» DATASET EXTRACT:

###

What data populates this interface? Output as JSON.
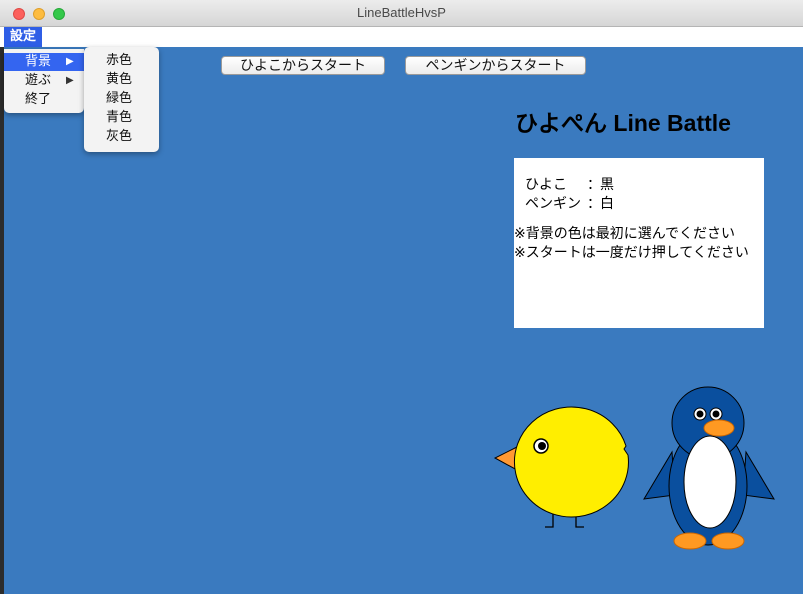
{
  "window": {
    "title": "LineBattleHvsP"
  },
  "menubar": {
    "menu_title": "設定"
  },
  "settings_menu": {
    "items": [
      {
        "label": "背景",
        "arrow": "▶"
      },
      {
        "label": "遊ぶ",
        "arrow": "▶"
      },
      {
        "label": "終了",
        "arrow": ""
      }
    ],
    "active_item": "背景"
  },
  "background_submenu": {
    "items": [
      "赤色",
      "黄色",
      "緑色",
      "青色",
      "灰色"
    ]
  },
  "buttons": {
    "start_chick": "ひよこからスタート",
    "start_penguin": "ペンギンからスタート"
  },
  "app_title": "ひよぺん Line Battle",
  "info": {
    "chick_label": "ひよこ",
    "chick_sep": "：",
    "chick_color": "黒",
    "penguin_label": "ペンギン",
    "penguin_sep": "：",
    "penguin_color": "白",
    "note1": "※背景の色は最初に選んでください",
    "note2": "※スタートは一度だけ押してください"
  },
  "colors": {
    "background": "#3a7abf",
    "chick_body": "#ffee00",
    "beak": "#ff9933",
    "penguin_body": "#0a4f9e"
  },
  "characters": [
    "chick-illustration",
    "penguin-illustration"
  ]
}
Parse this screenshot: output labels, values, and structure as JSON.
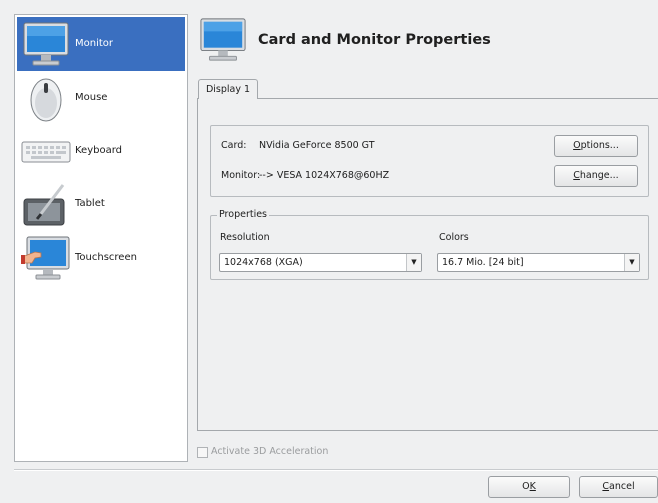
{
  "sidebar": {
    "items": [
      {
        "label": "Monitor",
        "icon": "monitor-icon",
        "selected": true
      },
      {
        "label": "Mouse",
        "icon": "mouse-icon",
        "selected": false
      },
      {
        "label": "Keyboard",
        "icon": "keyboard-icon",
        "selected": false
      },
      {
        "label": "Tablet",
        "icon": "tablet-icon",
        "selected": false
      },
      {
        "label": "Touchscreen",
        "icon": "touchscreen-icon",
        "selected": false
      }
    ]
  },
  "header": {
    "title": "Card and Monitor Properties",
    "icon": "monitor-icon"
  },
  "tabs": [
    {
      "label": "Display 1",
      "active": true
    }
  ],
  "card": {
    "card_label": "Card:",
    "card_value": "NVidia GeForce 8500 GT",
    "monitor_label": "Monitor:",
    "monitor_value": "--> VESA 1024X768@60HZ",
    "options_button": {
      "pre": "",
      "mnemonic": "O",
      "post": "ptions..."
    },
    "change_button": {
      "pre": "",
      "mnemonic": "C",
      "post": "hange..."
    }
  },
  "properties": {
    "legend": "Properties",
    "resolution_label": "Resolution",
    "resolution_value": "1024x768 (XGA)",
    "colors_label": "Colors",
    "colors_value": "16.7 Mio. [24 bit]"
  },
  "accel": {
    "label": "Activate 3D Acceleration",
    "checked": false,
    "enabled": false
  },
  "footer": {
    "ok_button": {
      "pre": "O",
      "mnemonic": "K",
      "post": ""
    },
    "cancel_button": {
      "pre": "",
      "mnemonic": "C",
      "post": "ancel"
    }
  },
  "colors": {
    "selection": "#3a6fc0",
    "window_bg": "#eff0f1"
  }
}
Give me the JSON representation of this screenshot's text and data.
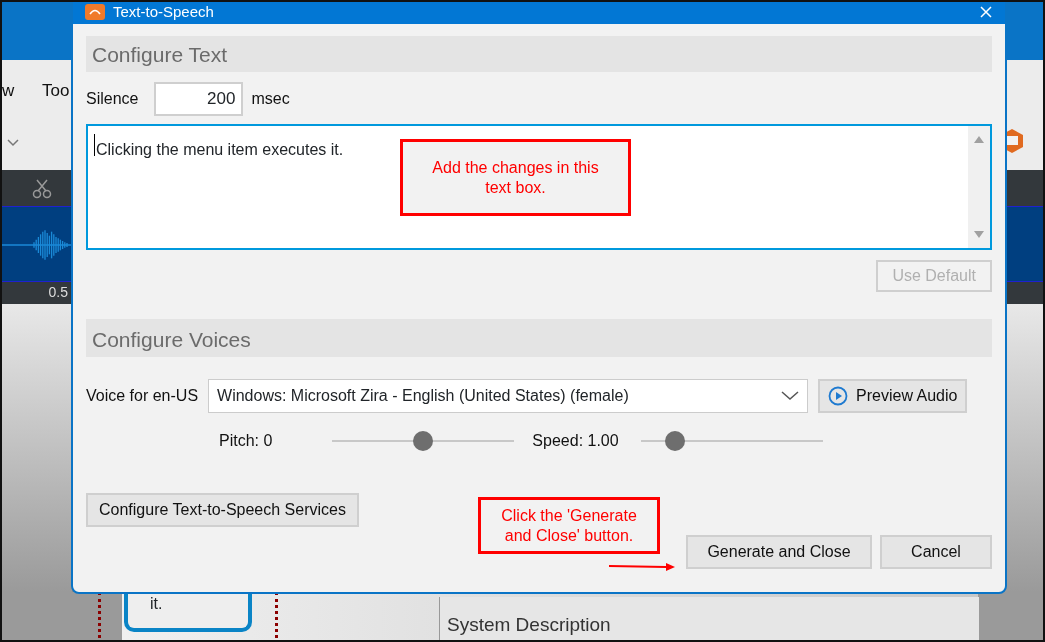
{
  "background_app": {
    "menu_items": [
      "w",
      "Too"
    ],
    "ruler_label": "0.5",
    "card_text": "it.",
    "table_header": "System Description"
  },
  "dialog": {
    "title": "Text-to-Speech",
    "text_section": {
      "heading": "Configure Text",
      "silence_label": "Silence",
      "silence_value": "200",
      "silence_unit": "msec",
      "text": "Clicking the menu item executes it.",
      "use_default": {
        "label": "Use Default",
        "disabled": true
      }
    },
    "voice_section": {
      "heading": "Configure Voices",
      "voice_label": "Voice for en-US",
      "voice_value": "Windows: Microsoft Zira - English (United States) (female)",
      "preview_button": "Preview Audio",
      "sliders": [
        {
          "label": "Pitch: 0",
          "level": 0.5
        },
        {
          "label": "Speed: 1.00",
          "level": 0.19
        }
      ]
    },
    "configure_services_button": "Configure Text-to-Speech Services",
    "buttons": [
      {
        "label": "Generate and Close"
      },
      {
        "label": "Cancel"
      }
    ]
  },
  "annotations": [
    {
      "kind": "callout",
      "text": "Add the changes in this text box."
    },
    {
      "kind": "callout",
      "text": "Click the 'Generate and Close' button."
    },
    {
      "kind": "arrow"
    }
  ]
}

###

» WHAT TO WORK ON: Extract, from the listing above, every line where the string "Configure" occurs.

» SOLUTION TO THE PROBLEM:
      "heading": "Configure Text",
      "heading": "Configure Voices",
    "configure_services_button": "Configure Text-to-Speech Services",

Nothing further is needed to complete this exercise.